Data for this exercise =>
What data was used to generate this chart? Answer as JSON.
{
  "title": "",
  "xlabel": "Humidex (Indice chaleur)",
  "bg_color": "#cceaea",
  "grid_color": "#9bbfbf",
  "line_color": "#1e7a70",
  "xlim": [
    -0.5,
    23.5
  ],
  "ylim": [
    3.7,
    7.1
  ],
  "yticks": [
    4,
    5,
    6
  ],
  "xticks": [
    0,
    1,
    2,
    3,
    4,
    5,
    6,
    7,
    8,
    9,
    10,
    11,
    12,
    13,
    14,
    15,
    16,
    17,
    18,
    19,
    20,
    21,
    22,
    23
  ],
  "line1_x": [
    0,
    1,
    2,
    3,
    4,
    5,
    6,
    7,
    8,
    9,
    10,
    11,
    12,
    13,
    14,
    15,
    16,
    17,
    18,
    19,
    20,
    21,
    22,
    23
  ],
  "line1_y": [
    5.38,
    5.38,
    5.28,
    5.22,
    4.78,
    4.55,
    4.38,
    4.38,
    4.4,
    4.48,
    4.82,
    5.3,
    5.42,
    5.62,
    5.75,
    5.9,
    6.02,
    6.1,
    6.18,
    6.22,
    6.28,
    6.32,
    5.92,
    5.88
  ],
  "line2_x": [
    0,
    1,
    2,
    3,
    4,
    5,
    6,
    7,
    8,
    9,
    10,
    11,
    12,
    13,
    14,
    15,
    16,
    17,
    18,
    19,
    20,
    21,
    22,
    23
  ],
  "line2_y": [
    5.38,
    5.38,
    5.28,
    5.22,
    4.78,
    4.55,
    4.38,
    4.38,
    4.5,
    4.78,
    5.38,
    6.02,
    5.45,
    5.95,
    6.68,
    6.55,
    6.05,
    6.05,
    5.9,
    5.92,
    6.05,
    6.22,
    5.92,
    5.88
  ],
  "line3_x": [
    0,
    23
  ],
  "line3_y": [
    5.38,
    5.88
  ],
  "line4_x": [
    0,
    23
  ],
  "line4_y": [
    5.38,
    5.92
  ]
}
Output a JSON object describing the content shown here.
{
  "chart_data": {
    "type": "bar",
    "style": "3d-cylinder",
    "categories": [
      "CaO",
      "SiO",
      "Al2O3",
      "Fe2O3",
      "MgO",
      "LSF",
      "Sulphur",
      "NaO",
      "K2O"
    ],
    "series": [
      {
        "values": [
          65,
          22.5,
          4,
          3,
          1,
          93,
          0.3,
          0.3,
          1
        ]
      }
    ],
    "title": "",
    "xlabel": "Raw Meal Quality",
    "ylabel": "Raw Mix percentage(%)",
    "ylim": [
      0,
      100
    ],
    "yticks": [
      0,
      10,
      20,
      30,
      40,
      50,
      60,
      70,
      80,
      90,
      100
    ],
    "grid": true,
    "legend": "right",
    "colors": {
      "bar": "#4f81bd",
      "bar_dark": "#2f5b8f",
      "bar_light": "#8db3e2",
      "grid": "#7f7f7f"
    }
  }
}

Stated exercise =>
Each line of the material should be echoed exactly.

Worked answer =>
What data was used to generate this chart? Answer as JSON.
{
  "title": "",
  "xlabel": "Humidex (Indice chaleur)",
  "bg_color": "#cceaea",
  "grid_color": "#9bbfbf",
  "line_color": "#1e7a70",
  "xlim": [
    -0.5,
    23.5
  ],
  "ylim": [
    3.7,
    7.1
  ],
  "yticks": [
    4,
    5,
    6
  ],
  "xticks": [
    0,
    1,
    2,
    3,
    4,
    5,
    6,
    7,
    8,
    9,
    10,
    11,
    12,
    13,
    14,
    15,
    16,
    17,
    18,
    19,
    20,
    21,
    22,
    23
  ],
  "line1_x": [
    0,
    1,
    2,
    3,
    4,
    5,
    6,
    7,
    8,
    9,
    10,
    11,
    12,
    13,
    14,
    15,
    16,
    17,
    18,
    19,
    20,
    21,
    22,
    23
  ],
  "line1_y": [
    5.38,
    5.38,
    5.28,
    5.22,
    4.78,
    4.55,
    4.38,
    4.38,
    4.4,
    4.48,
    4.82,
    5.3,
    5.42,
    5.62,
    5.75,
    5.9,
    6.02,
    6.1,
    6.18,
    6.22,
    6.28,
    6.32,
    5.92,
    5.88
  ],
  "line2_x": [
    0,
    1,
    2,
    3,
    4,
    5,
    6,
    7,
    8,
    9,
    10,
    11,
    12,
    13,
    14,
    15,
    16,
    17,
    18,
    19,
    20,
    21,
    22,
    23
  ],
  "line2_y": [
    5.38,
    5.38,
    5.28,
    5.22,
    4.78,
    4.55,
    4.38,
    4.38,
    4.5,
    4.78,
    5.38,
    6.02,
    5.45,
    5.95,
    6.68,
    6.55,
    6.05,
    6.05,
    5.9,
    5.92,
    6.05,
    6.22,
    5.92,
    5.88
  ],
  "line3_x": [
    0,
    23
  ],
  "line3_y": [
    5.38,
    5.88
  ],
  "line4_x": [
    0,
    23
  ],
  "line4_y": [
    5.38,
    5.92
  ]
}
Output a JSON object describing the content shown here.
{
  "chart_data": {
    "type": "bar",
    "style": "3d-cylinder",
    "categories": [
      "CaO",
      "SiO",
      "Al2O3",
      "Fe2O3",
      "MgO",
      "LSF",
      "Sulphur",
      "NaO",
      "K2O"
    ],
    "series": [
      {
        "values": [
          65,
          22.5,
          4,
          3,
          1,
          93,
          0.3,
          0.3,
          1
        ]
      }
    ],
    "title": "",
    "xlabel": "Raw Meal Quality",
    "ylabel": "Raw Mix percentage(%)",
    "ylim": [
      0,
      100
    ],
    "yticks": [
      0,
      10,
      20,
      30,
      40,
      50,
      60,
      70,
      80,
      90,
      100
    ],
    "grid": true,
    "legend": "right",
    "colors": {
      "bar": "#4f81bd",
      "bar_dark": "#2f5b8f",
      "bar_light": "#8db3e2",
      "grid": "#7f7f7f"
    }
  }
}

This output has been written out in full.